■ **SHORT TASK**: Tell how many lines in the data below hold the string "this"; give nothing but the number.

■ **MATERIAL SHOWN**:
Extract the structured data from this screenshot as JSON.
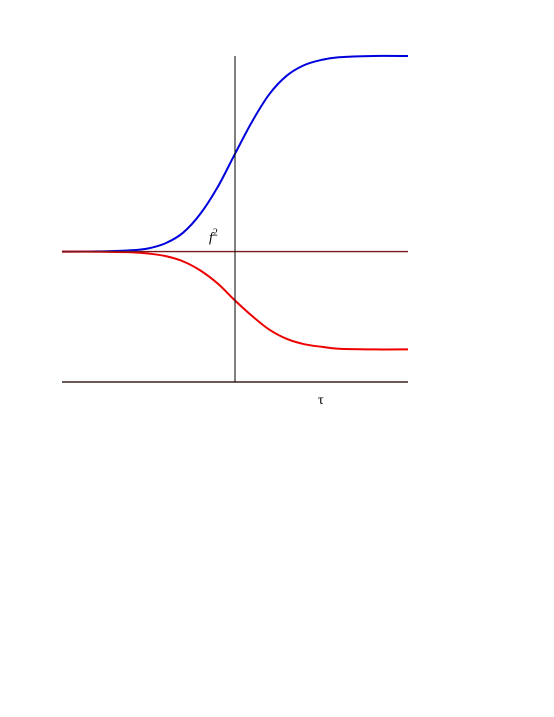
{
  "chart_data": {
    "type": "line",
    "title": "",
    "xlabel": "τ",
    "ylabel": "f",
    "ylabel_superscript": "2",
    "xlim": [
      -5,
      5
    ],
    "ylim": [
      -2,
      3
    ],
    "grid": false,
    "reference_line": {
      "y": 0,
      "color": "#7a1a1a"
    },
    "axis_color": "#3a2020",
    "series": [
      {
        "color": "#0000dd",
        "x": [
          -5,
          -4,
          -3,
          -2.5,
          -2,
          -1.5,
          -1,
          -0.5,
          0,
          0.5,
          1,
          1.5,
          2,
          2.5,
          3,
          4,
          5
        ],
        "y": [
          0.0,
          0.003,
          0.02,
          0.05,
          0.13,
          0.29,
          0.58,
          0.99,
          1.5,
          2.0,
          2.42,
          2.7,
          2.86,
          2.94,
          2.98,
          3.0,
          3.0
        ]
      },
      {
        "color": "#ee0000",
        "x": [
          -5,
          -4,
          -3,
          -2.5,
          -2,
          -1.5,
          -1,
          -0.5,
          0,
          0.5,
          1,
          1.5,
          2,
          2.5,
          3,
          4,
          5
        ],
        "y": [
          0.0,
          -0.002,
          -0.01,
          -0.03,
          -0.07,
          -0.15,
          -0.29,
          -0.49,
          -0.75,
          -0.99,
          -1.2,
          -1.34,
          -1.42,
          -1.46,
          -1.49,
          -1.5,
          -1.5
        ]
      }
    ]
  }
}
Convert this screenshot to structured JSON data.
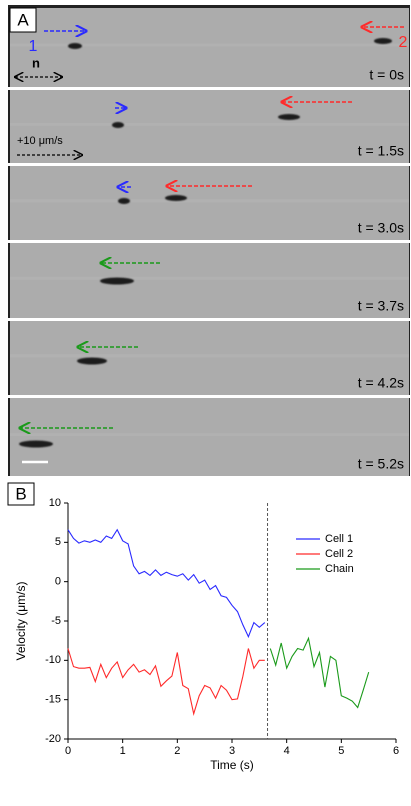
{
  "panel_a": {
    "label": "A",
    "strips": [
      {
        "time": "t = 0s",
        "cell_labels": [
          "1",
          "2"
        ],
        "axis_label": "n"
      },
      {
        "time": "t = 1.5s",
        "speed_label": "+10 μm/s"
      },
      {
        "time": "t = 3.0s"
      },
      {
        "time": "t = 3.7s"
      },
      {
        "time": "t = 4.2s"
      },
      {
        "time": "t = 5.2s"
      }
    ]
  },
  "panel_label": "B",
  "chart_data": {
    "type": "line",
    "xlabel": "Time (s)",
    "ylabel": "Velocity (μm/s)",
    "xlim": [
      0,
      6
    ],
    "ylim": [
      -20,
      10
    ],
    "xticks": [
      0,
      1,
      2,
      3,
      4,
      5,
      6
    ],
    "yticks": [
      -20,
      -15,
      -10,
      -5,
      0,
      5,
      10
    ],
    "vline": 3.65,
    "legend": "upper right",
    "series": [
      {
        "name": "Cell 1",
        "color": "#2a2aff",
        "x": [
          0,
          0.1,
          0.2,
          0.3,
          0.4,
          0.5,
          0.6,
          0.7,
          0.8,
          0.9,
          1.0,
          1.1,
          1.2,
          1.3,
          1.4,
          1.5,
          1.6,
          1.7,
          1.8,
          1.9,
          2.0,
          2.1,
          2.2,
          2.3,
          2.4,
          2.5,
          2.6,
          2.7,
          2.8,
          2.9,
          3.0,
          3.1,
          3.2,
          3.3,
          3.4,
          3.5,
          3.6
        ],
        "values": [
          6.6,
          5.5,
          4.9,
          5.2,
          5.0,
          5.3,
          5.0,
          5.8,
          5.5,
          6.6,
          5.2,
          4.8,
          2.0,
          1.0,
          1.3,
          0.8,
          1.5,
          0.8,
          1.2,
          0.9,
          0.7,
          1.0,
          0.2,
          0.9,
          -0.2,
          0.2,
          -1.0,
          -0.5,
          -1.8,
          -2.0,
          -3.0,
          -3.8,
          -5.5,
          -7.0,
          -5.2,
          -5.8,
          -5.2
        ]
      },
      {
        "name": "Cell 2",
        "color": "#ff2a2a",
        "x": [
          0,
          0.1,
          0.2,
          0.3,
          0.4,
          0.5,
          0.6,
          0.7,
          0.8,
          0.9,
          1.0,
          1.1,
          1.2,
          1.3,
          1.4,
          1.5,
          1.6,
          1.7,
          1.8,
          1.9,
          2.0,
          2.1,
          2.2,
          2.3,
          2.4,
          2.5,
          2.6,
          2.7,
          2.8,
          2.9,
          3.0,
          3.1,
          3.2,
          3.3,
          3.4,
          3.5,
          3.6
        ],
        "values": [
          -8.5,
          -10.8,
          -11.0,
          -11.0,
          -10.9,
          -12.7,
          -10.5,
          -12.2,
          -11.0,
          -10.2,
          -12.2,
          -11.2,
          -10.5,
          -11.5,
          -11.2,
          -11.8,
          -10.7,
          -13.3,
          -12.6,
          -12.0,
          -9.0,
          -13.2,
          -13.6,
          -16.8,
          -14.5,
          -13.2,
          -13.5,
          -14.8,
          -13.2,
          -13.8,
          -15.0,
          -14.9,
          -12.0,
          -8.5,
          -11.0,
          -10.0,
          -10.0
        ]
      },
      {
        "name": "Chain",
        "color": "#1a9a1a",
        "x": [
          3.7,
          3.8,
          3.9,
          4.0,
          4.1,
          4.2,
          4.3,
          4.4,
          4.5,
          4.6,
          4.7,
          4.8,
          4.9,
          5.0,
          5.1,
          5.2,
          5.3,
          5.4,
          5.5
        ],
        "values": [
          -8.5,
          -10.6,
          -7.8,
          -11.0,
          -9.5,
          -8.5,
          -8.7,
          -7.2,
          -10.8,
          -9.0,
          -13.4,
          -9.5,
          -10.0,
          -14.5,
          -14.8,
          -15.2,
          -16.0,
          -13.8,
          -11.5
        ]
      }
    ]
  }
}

■ **SOLUTION**: 2